**How to complete this task**. Tell me, please, how many lines in the records below include the word "segregating". Give no more than the number.

**Data for review**.
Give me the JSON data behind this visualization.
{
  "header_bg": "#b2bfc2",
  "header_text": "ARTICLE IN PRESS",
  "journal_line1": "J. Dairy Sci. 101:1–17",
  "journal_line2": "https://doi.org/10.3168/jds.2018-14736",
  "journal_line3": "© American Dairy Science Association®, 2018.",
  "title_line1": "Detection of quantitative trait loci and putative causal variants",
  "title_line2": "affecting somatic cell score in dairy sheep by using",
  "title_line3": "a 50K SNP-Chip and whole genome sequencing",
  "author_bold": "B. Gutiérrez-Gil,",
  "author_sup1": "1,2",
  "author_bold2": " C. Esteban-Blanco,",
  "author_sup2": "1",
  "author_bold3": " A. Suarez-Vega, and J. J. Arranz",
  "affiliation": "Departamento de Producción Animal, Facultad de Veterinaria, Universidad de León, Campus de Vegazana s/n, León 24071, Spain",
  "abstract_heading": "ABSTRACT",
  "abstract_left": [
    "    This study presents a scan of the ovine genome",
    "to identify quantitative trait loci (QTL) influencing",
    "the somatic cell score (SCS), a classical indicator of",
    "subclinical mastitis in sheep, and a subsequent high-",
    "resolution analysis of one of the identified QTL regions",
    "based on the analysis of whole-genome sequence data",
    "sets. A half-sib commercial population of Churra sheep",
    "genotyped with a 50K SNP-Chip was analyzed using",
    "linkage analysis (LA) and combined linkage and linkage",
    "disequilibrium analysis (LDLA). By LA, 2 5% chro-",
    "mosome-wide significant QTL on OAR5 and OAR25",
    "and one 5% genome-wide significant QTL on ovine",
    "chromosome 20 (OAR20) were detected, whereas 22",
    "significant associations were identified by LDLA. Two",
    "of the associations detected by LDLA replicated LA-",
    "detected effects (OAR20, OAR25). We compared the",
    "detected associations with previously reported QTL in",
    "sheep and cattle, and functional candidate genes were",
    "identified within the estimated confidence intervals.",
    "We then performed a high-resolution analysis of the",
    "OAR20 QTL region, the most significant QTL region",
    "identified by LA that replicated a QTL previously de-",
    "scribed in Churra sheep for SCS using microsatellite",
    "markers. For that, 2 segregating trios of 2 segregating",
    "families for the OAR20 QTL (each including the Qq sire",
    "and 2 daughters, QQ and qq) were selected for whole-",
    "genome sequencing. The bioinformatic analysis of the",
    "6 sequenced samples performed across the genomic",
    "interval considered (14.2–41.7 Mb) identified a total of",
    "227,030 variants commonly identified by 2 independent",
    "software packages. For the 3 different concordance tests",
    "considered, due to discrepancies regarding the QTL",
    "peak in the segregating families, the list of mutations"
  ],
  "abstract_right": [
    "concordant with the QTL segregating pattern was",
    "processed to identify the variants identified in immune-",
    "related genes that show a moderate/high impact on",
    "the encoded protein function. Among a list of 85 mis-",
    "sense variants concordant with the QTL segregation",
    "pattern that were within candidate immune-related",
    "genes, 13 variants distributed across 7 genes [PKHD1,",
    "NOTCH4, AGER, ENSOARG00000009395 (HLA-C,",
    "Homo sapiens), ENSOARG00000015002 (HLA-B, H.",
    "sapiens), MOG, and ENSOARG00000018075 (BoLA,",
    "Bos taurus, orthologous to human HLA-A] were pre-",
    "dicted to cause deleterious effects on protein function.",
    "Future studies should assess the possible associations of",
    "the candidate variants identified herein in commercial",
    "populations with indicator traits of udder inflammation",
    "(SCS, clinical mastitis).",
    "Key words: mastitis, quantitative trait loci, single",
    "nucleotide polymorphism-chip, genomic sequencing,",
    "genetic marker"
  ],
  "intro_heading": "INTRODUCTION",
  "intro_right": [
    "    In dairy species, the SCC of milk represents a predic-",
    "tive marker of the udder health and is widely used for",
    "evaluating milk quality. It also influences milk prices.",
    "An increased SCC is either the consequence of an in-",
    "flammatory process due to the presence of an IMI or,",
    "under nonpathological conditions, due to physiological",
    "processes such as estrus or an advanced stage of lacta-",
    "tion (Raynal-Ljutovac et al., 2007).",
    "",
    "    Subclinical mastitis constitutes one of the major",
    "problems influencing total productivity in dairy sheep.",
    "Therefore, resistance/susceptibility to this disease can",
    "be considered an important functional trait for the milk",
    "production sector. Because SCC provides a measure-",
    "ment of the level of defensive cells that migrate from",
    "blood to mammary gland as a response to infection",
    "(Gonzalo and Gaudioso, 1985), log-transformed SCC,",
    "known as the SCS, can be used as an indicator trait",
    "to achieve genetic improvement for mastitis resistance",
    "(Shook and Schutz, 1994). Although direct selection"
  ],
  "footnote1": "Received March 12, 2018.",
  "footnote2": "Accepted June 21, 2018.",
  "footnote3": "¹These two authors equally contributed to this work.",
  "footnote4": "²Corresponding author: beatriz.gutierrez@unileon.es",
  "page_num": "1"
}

**Exercise response**. 3